-- Short task A --
In the listing, retype the lines from the one holding "series-layer [172, 202, 1082, 1366]" to the one holding "legend: Room Segmentation", inclusive, and keep each line identical to the original.

BEGIN Quoted text

"Chocolate (Choco Choco)" is the debut single by German pop duo Soul Control, released in 2004 from their debut album Here We Go. The song was written and produced by Bruce Hammond Earlam and Ned Irving. The refrain interpolates parts of "La Bamba".

A "New Mixes" maxi CD with multilingual remixes was also released which included versions in Spanish, French and German to increase the song's appeal. The song was a top 5 hit in Germany, Austria and Switzerland and also made number 25 on the UK Singles Chart. In 2007, a Japanese version was released under the title "Oideyo Goringo" (おいでよゴリンゴ) and was the main theme of the FujiTV production Ponkikki.

END Quoted text

-- Short task B --
Extend the passage about the Soul Control single "Chocolate (Choco Choco)" from the point where it stops.

BEGIN Extracted entries

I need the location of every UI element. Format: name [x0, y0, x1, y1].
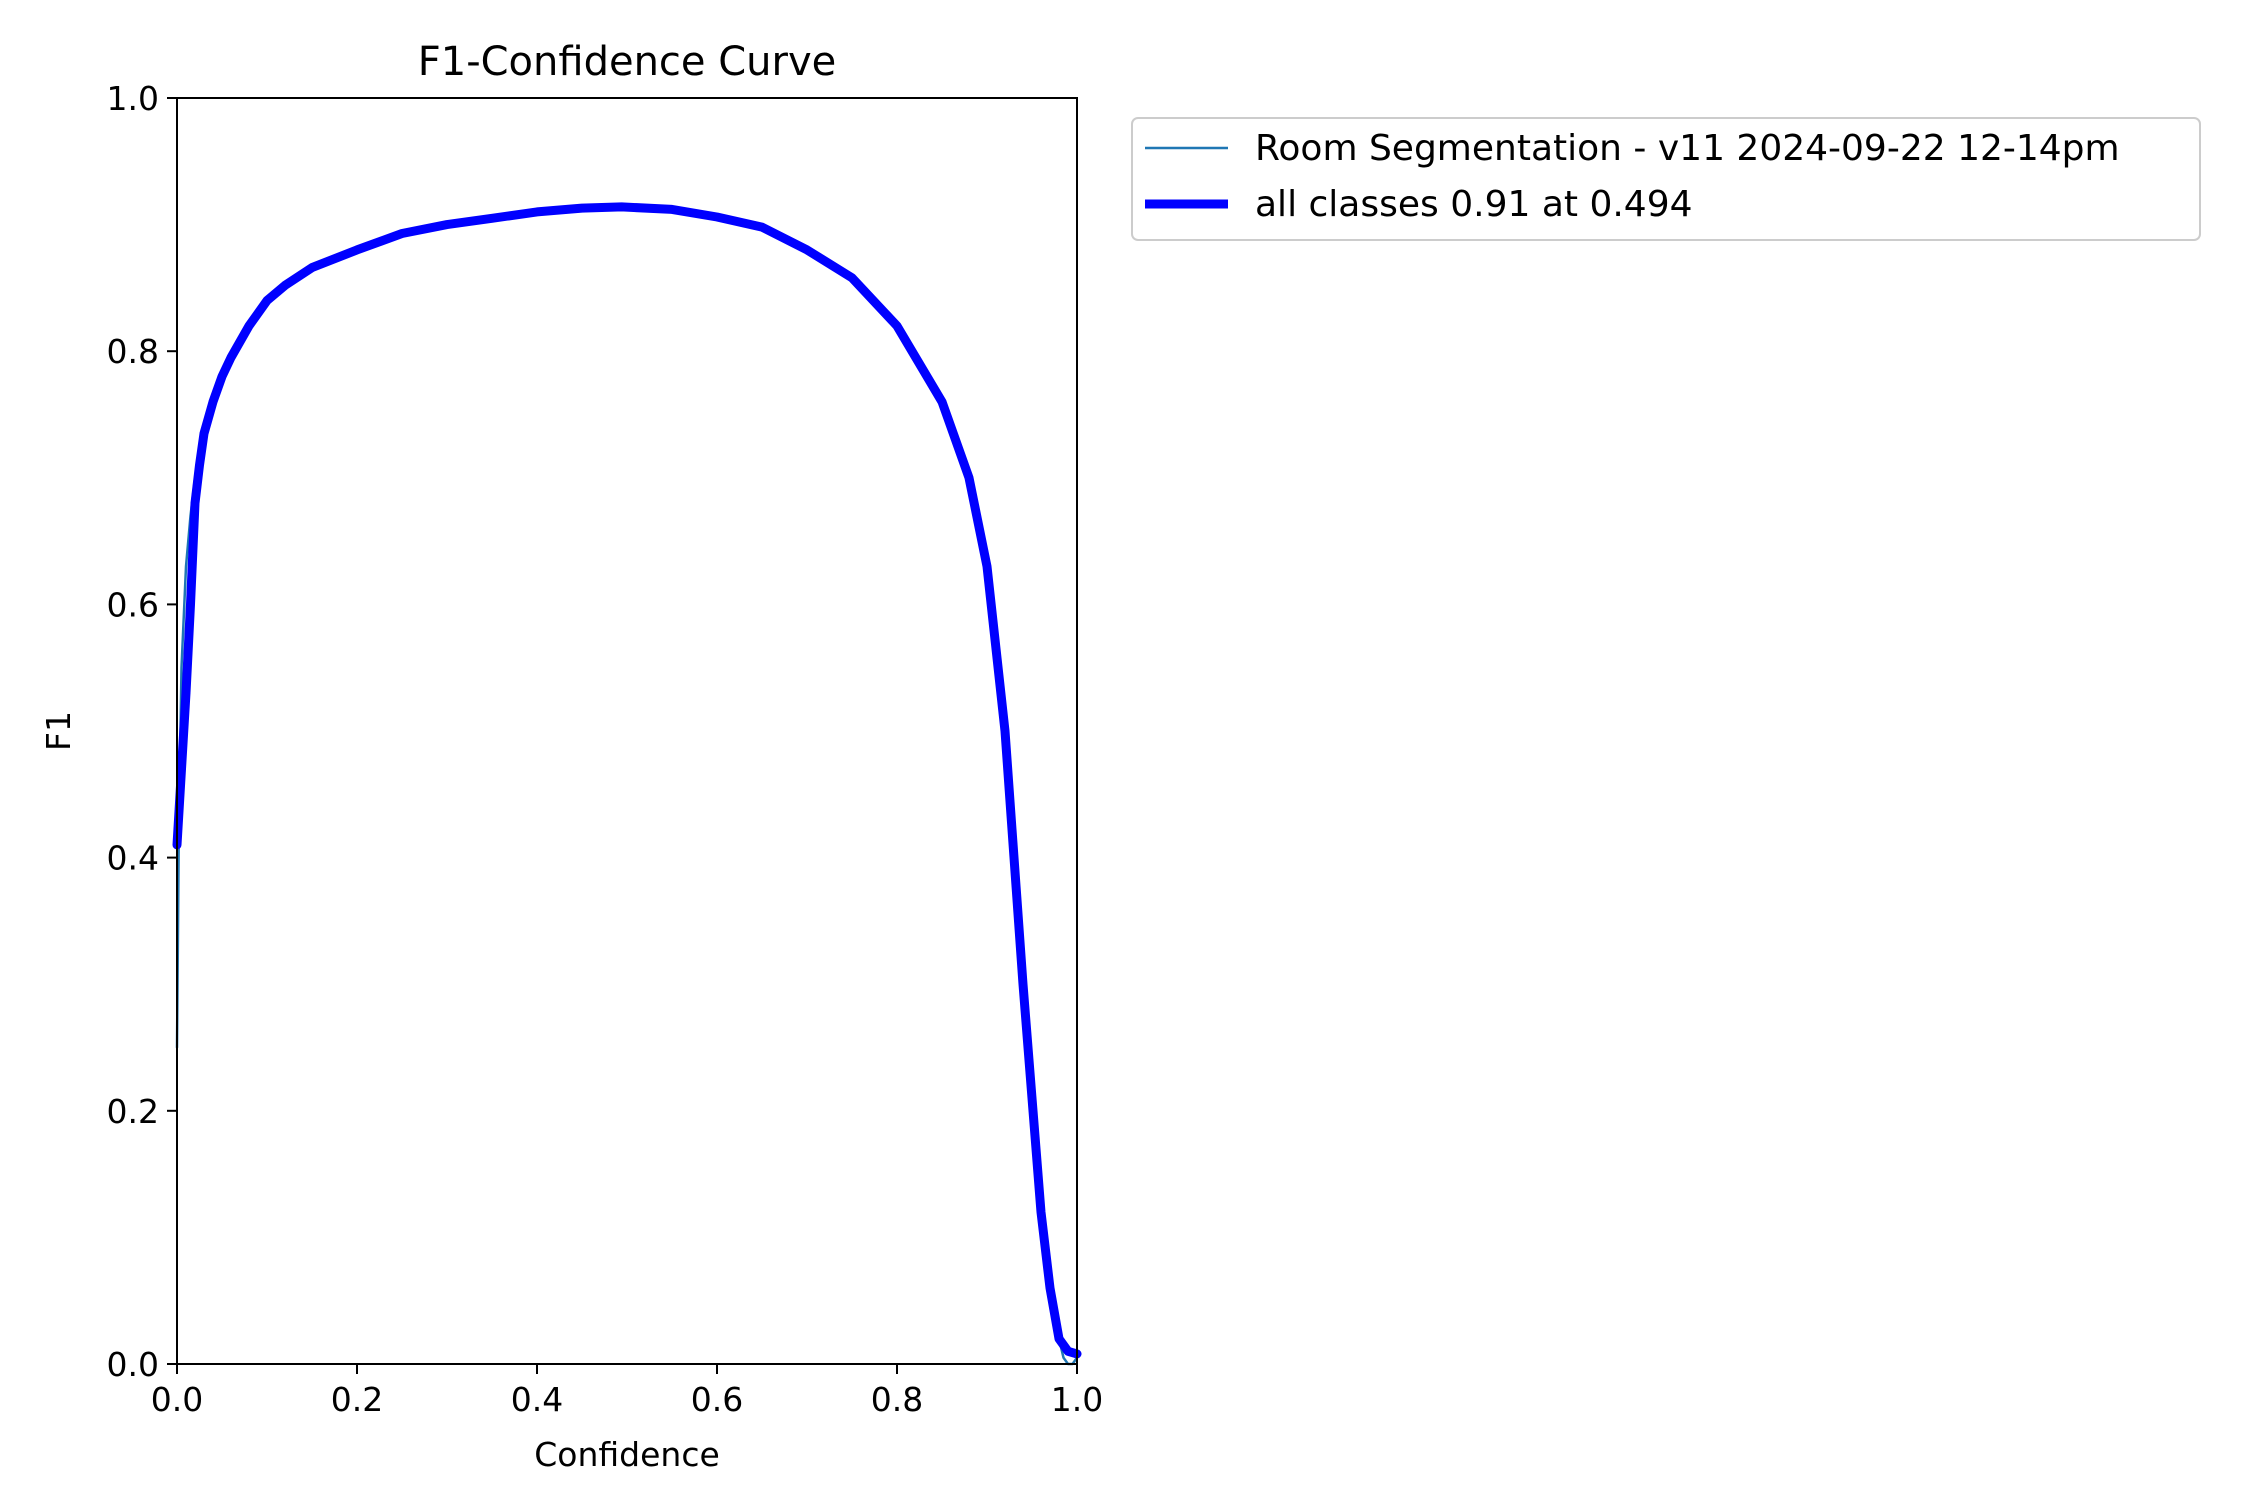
series-layer [172, 202, 1082, 1366]
y-axis-label: F1 [39, 711, 78, 751]
legend-label-2: all classes 0.91 at 0.494 [1255, 184, 1693, 225]
y-tick-label: 0.6 [107, 585, 159, 624]
chart-title: F1-Confidence Curve [418, 39, 837, 85]
x-tick-label: 0.6 [691, 1380, 743, 1419]
legend-box [1131, 117, 2201, 241]
y-tick-label: 1.0 [107, 79, 159, 118]
series-line-2 [172, 202, 1082, 1359]
x-tick-label: 0.4 [511, 1380, 563, 1419]
y-tick-label: 0.4 [107, 839, 159, 878]
x-tick-label: 0.2 [331, 1380, 383, 1419]
y-axis-ticks: 0.0 0.2 0.4 0.6 0.8 1.0 [107, 79, 177, 1384]
legend-label-1: Room Segmentation - v11 2024-09-22 12-14… [1255, 128, 2120, 169]
y-tick-label: 0.0 [107, 1345, 159, 1384]
y-tick-label: 0.8 [107, 332, 159, 371]
x-tick-label: 1.0 [1051, 1380, 1103, 1419]
x-axis-label: Confidence [534, 1435, 720, 1474]
x-tick-label: 0.8 [871, 1380, 923, 1419]
x-tick-label: 0.0 [151, 1380, 203, 1419]
legend: Room Segmentation - v11 2024-09-22 12-14… [1131, 117, 2201, 241]
x-axis-ticks: 0.0 0.2 0.4 0.6 0.8 1.0 [151, 1364, 1103, 1419]
legend-items: Room Segmentation - v11 2024-09-22 12-14… [1145, 128, 2120, 225]
y-tick-label: 0.2 [107, 1092, 159, 1131]
plot-frame [176, 97, 1078, 1365]
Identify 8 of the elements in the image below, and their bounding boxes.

END Extracted entries

-- Task response A --
series-layer [172, 202, 1082, 1366]
y-axis-label: F1 [39, 711, 78, 751]
legend-label-2: all classes 0.91 at 0.494 [1255, 184, 1693, 225]
y-tick-label: 0.6 [107, 585, 159, 624]
chart-title: F1-Confidence Curve [418, 39, 837, 85]
x-tick-label: 0.6 [691, 1380, 743, 1419]
legend-box [1131, 117, 2201, 241]
y-tick-label: 1.0 [107, 79, 159, 118]
series-line-2 [172, 202, 1082, 1359]
x-tick-label: 0.4 [511, 1380, 563, 1419]
y-tick-label: 0.4 [107, 839, 159, 878]
x-tick-label: 0.2 [331, 1380, 383, 1419]
y-axis-ticks: 0.0 0.2 0.4 0.6 0.8 1.0 [107, 79, 177, 1384]
legend-label-1: Room Segmentation - v11 2024-09-22 12-14… [1255, 128, 2120, 169]
y-tick-label: 0.0 [107, 1345, 159, 1384]
y-tick-label: 0.8 [107, 332, 159, 371]
x-tick-label: 1.0 [1051, 1380, 1103, 1419]
x-axis-label: Confidence [534, 1435, 720, 1474]
x-tick-label: 0.8 [871, 1380, 923, 1419]
x-tick-label: 0.0 [151, 1380, 203, 1419]
legend: Room Segmentation - v11 2024-09-22 12-14… [1131, 117, 2201, 241]

-- Task response B --
Tracklist
CD-maxi single
"Chocolate (Choco Choco)" (Single Version) - 3:16	
"Chocolate (Choco Choco)" (Extended Version) - 4:06	
"Chocolate (Choco Choco)" (Soul Control Having Fun with Ersin & Börek) - 3:23	
"Chocolate (Choco Choco)" (Sexy Dance Mix) - 4:18	
"Fiesta" - 3:26	
 		 	 
New Mixes 	
"Chocolate (Choco Choco)" (Have a Good Time Mix) - 3:17	
"Chocolate (Choco Choco)" (Spanish Version) - 3:16	
"Chocolate (Choco Choco)" (French Version) - 3:17	
"Chocolate (Choco Choco)" (Oktoberfest Mix) - 3:37	
"Chocolate (Choco Choco)" (Karaoke Version) - 3:17	
"Chocolate (Choco Choco)" (Instrumental) - 3:16

"Oideyo Goringo"
 おいでよゴリンゴ (日本語ラップVer.) / OIDEYO GORINGO (NIHONGO RAP VER.)
 おいでよゴリンゴ (英語ラップ Ver.1) / OIDEYO GORINGO (EIGO RAP VER.1)
 おいでよゴリンゴ (英語ラップ Ver.2) / OIDEYO GORINGO (EIGO RAP VER.2)
 おいでよ ゴリンゴ  (インスト) / OIDEYO GORINGO (INST)
 おいでよ ゴリンゴ (ユーロビート・リミックス) / OIDEYO GORINGO (EUROBEAT REMIX)
 おいでよ ゴリンゴ (アニメーション Ver.) (Video)
 おいでよ ゴリンゴ (振り付けダンスver.) (Video)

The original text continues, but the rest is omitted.